* Start Data extract *

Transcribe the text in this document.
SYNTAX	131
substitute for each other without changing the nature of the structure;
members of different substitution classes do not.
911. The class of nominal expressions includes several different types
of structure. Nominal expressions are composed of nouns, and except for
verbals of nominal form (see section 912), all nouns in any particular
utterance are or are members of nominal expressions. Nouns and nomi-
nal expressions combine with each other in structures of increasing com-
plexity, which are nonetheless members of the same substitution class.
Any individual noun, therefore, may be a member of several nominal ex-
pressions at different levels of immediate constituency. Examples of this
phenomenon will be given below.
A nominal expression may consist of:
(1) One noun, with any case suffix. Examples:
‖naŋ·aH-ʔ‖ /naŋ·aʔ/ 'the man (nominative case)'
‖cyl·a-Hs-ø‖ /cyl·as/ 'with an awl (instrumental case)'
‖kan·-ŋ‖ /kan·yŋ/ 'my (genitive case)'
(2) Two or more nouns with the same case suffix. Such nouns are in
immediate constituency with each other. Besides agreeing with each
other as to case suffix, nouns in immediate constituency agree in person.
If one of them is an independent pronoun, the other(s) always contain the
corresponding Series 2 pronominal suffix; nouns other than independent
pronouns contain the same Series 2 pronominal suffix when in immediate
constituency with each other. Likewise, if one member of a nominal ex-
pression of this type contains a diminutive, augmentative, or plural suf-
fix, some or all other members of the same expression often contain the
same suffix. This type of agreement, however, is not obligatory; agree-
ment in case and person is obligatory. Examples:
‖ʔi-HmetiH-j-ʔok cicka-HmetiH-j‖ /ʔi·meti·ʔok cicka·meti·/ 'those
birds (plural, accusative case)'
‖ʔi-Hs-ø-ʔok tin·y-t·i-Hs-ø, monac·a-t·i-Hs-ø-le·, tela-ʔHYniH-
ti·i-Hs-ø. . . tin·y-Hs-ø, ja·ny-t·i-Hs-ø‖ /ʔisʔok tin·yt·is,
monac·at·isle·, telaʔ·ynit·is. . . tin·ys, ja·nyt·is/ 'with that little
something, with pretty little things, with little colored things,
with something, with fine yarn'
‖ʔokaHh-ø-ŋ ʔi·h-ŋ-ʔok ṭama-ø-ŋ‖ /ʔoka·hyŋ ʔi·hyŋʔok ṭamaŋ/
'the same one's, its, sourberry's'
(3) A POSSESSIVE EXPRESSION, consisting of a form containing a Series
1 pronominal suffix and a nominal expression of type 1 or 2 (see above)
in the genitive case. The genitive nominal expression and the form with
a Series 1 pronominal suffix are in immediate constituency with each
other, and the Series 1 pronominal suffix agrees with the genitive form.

* End Data extract *

In the listing, find every line with the word "monac" and state how many there are, nothing more.

2